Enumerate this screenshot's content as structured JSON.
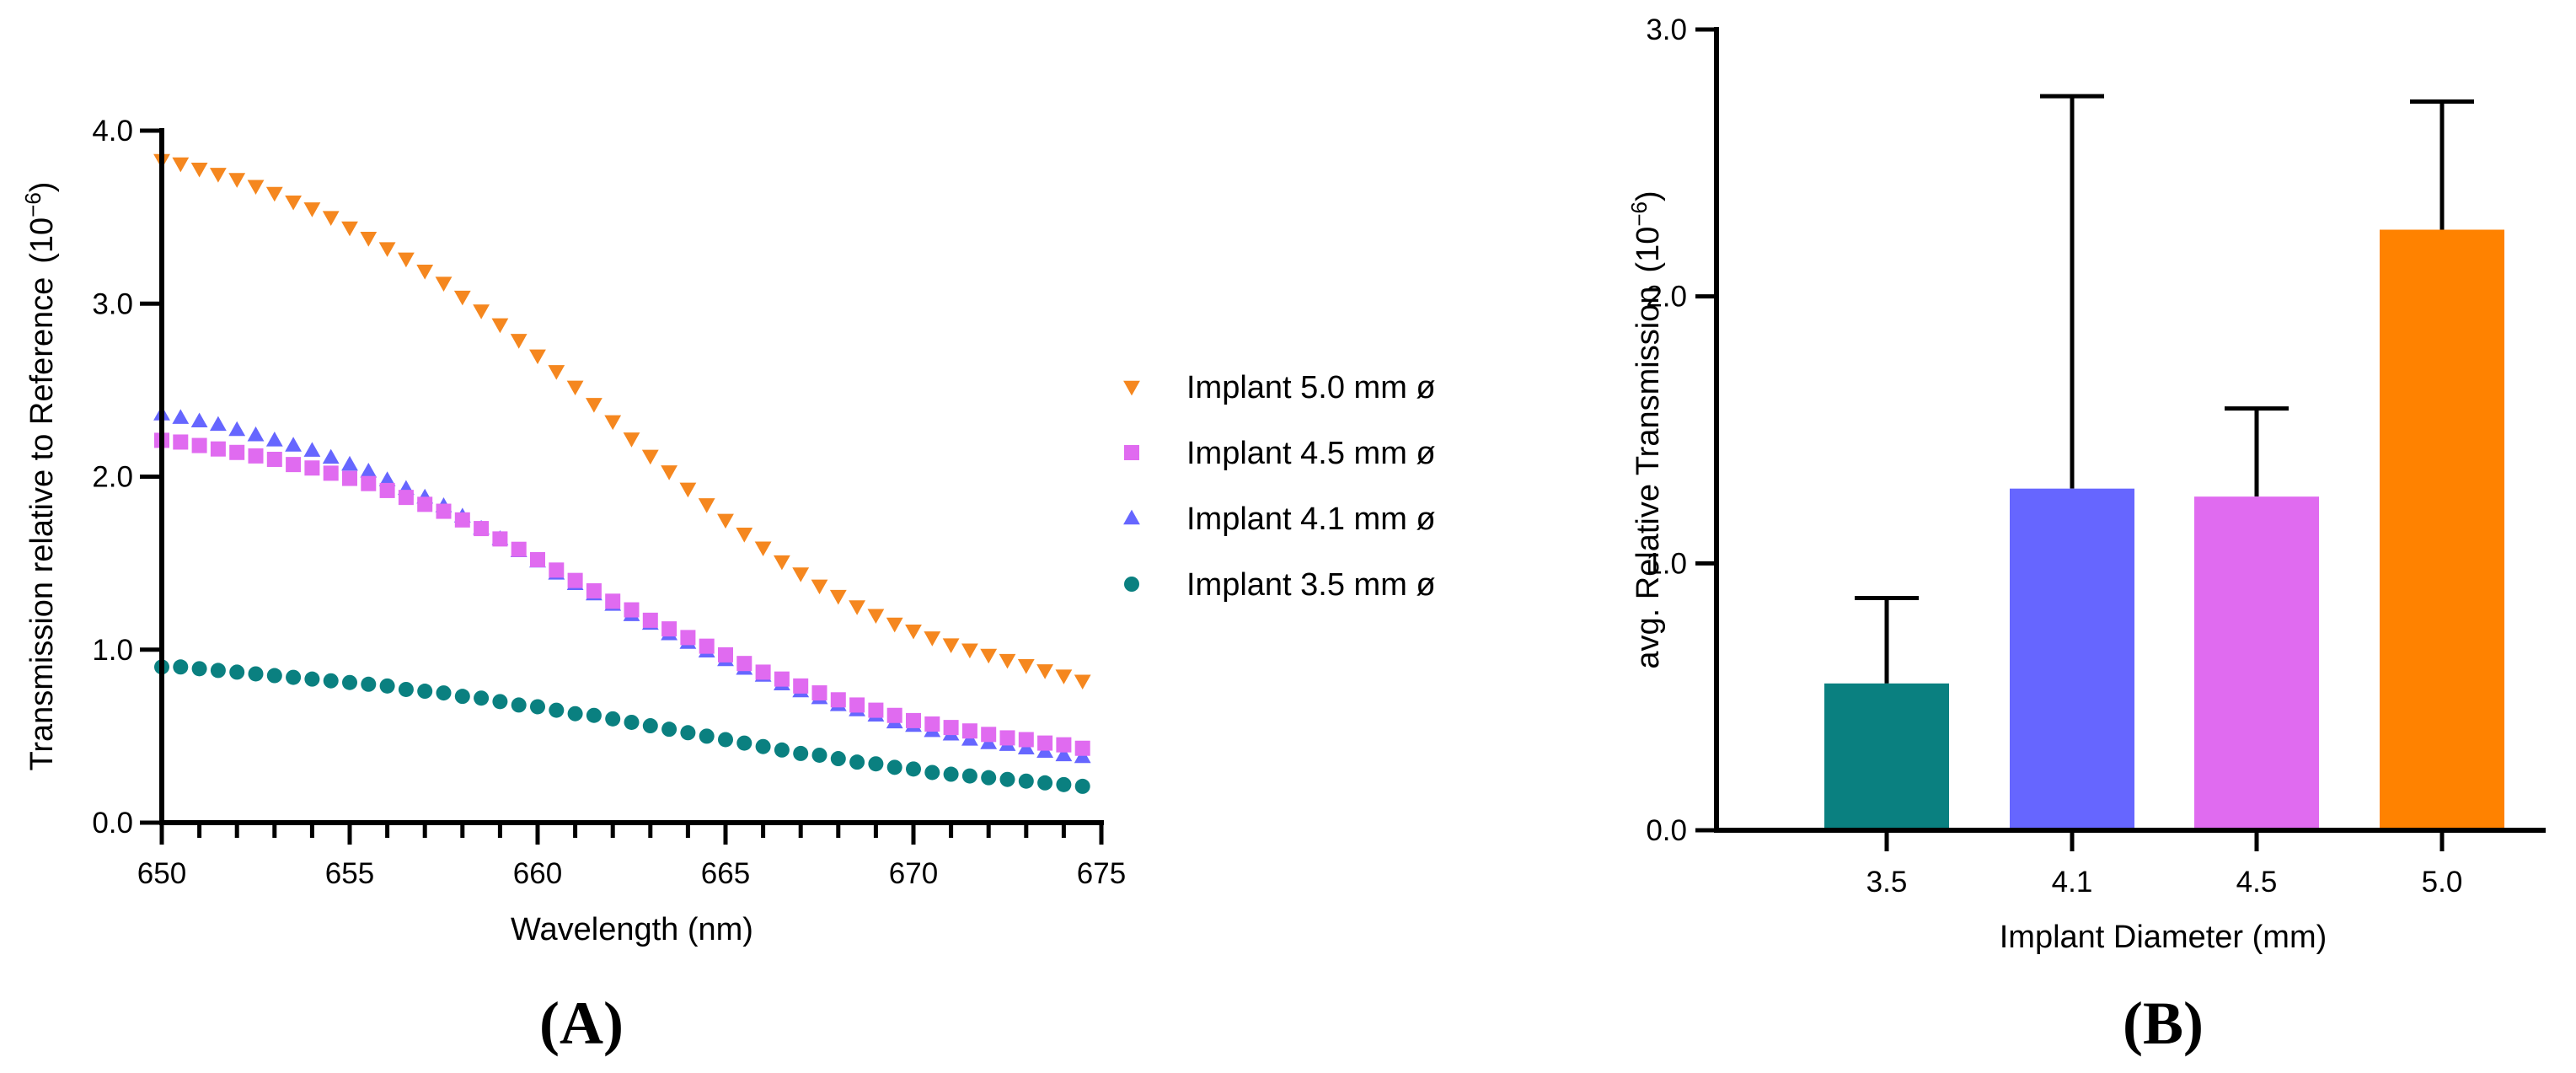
{
  "chart_data": [
    {
      "type": "scatter",
      "panel_label": "(A)",
      "title": "",
      "xlabel": "Wavelength (nm)",
      "ylabel": "Transmission relative to Reference",
      "ylabel_exponent": "(10",
      "ylabel_exponent_sup": "−6",
      "ylabel_exponent_close": ")",
      "xlim": [
        650,
        675
      ],
      "ylim": [
        0,
        4
      ],
      "x_ticks": [
        "650",
        "655",
        "660",
        "665",
        "670",
        "675"
      ],
      "y_ticks": [
        "0.0",
        "1.0",
        "2.0",
        "3.0",
        "4.0"
      ],
      "x": [
        650.0,
        650.5,
        651.0,
        651.5,
        652.0,
        652.5,
        653.0,
        653.5,
        654.0,
        654.5,
        655.0,
        655.5,
        656.0,
        656.5,
        657.0,
        657.5,
        658.0,
        658.5,
        659.0,
        659.5,
        660.0,
        660.5,
        661.0,
        661.5,
        662.0,
        662.5,
        663.0,
        663.5,
        664.0,
        664.5,
        665.0,
        665.5,
        666.0,
        666.5,
        667.0,
        667.5,
        668.0,
        668.5,
        669.0,
        669.5,
        670.0,
        670.5,
        671.0,
        671.5,
        672.0,
        672.5,
        673.0,
        673.5,
        674.0,
        674.5
      ],
      "series": [
        {
          "name": "Implant 5.0 mm ø",
          "marker": "triangle-down",
          "color": "#f5871f",
          "values": [
            3.83,
            3.81,
            3.78,
            3.75,
            3.72,
            3.68,
            3.64,
            3.59,
            3.55,
            3.5,
            3.44,
            3.38,
            3.32,
            3.26,
            3.19,
            3.12,
            3.04,
            2.96,
            2.88,
            2.79,
            2.7,
            2.61,
            2.52,
            2.42,
            2.32,
            2.22,
            2.12,
            2.03,
            1.93,
            1.84,
            1.75,
            1.67,
            1.59,
            1.51,
            1.44,
            1.37,
            1.31,
            1.25,
            1.2,
            1.15,
            1.11,
            1.07,
            1.03,
            1.0,
            0.97,
            0.94,
            0.91,
            0.88,
            0.85,
            0.82
          ]
        },
        {
          "name": "Implant 4.5 mm ø",
          "marker": "square",
          "color": "#e06bf0",
          "values": [
            2.21,
            2.2,
            2.18,
            2.16,
            2.14,
            2.12,
            2.1,
            2.07,
            2.05,
            2.02,
            1.99,
            1.96,
            1.92,
            1.88,
            1.84,
            1.8,
            1.75,
            1.7,
            1.64,
            1.58,
            1.52,
            1.46,
            1.4,
            1.34,
            1.28,
            1.23,
            1.17,
            1.12,
            1.07,
            1.02,
            0.97,
            0.92,
            0.87,
            0.83,
            0.79,
            0.75,
            0.71,
            0.68,
            0.65,
            0.62,
            0.59,
            0.57,
            0.55,
            0.53,
            0.51,
            0.49,
            0.48,
            0.46,
            0.45,
            0.43
          ]
        },
        {
          "name": "Implant 4.1 mm ø",
          "marker": "triangle-up",
          "color": "#6666ff",
          "values": [
            2.36,
            2.34,
            2.32,
            2.3,
            2.27,
            2.24,
            2.21,
            2.18,
            2.15,
            2.11,
            2.07,
            2.03,
            1.98,
            1.93,
            1.88,
            1.83,
            1.77,
            1.7,
            1.64,
            1.57,
            1.51,
            1.44,
            1.38,
            1.32,
            1.26,
            1.2,
            1.15,
            1.09,
            1.04,
            0.99,
            0.94,
            0.89,
            0.85,
            0.8,
            0.76,
            0.72,
            0.68,
            0.65,
            0.62,
            0.58,
            0.56,
            0.53,
            0.51,
            0.48,
            0.46,
            0.45,
            0.43,
            0.41,
            0.39,
            0.38
          ]
        },
        {
          "name": "Implant 3.5 mm ø",
          "marker": "circle",
          "color": "#0a8080",
          "values": [
            0.9,
            0.9,
            0.89,
            0.88,
            0.87,
            0.86,
            0.85,
            0.84,
            0.83,
            0.82,
            0.81,
            0.8,
            0.79,
            0.77,
            0.76,
            0.75,
            0.73,
            0.72,
            0.7,
            0.68,
            0.67,
            0.65,
            0.63,
            0.62,
            0.6,
            0.58,
            0.56,
            0.54,
            0.52,
            0.5,
            0.48,
            0.46,
            0.44,
            0.42,
            0.4,
            0.39,
            0.37,
            0.35,
            0.34,
            0.32,
            0.31,
            0.29,
            0.28,
            0.27,
            0.26,
            0.25,
            0.24,
            0.23,
            0.22,
            0.21
          ]
        }
      ],
      "legend": "right"
    },
    {
      "type": "bar",
      "panel_label": "(B)",
      "title": "",
      "xlabel": "Implant Diameter (mm)",
      "ylabel": "avg. Relative Transmission",
      "ylabel_exponent": "(10",
      "ylabel_exponent_sup": "−6",
      "ylabel_exponent_close": ")",
      "ylim": [
        0,
        3
      ],
      "y_ticks": [
        "0.0",
        "1.0",
        "2.0",
        "3.0"
      ],
      "categories": [
        "3.5",
        "4.1",
        "4.5",
        "5.0"
      ],
      "values": [
        0.55,
        1.28,
        1.25,
        2.25
      ],
      "error_upper": [
        0.32,
        1.47,
        0.33,
        0.48
      ],
      "colors": [
        "#0a8080",
        "#6666ff",
        "#e06bf0",
        "#ff8200"
      ]
    }
  ]
}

• Exercise:
From the entries above, copy out every line where the string "Transmission" appears.

• Written answer:
      "ylabel": "Transmission relative to Reference",
      "ylabel": "avg. Relative Transmission",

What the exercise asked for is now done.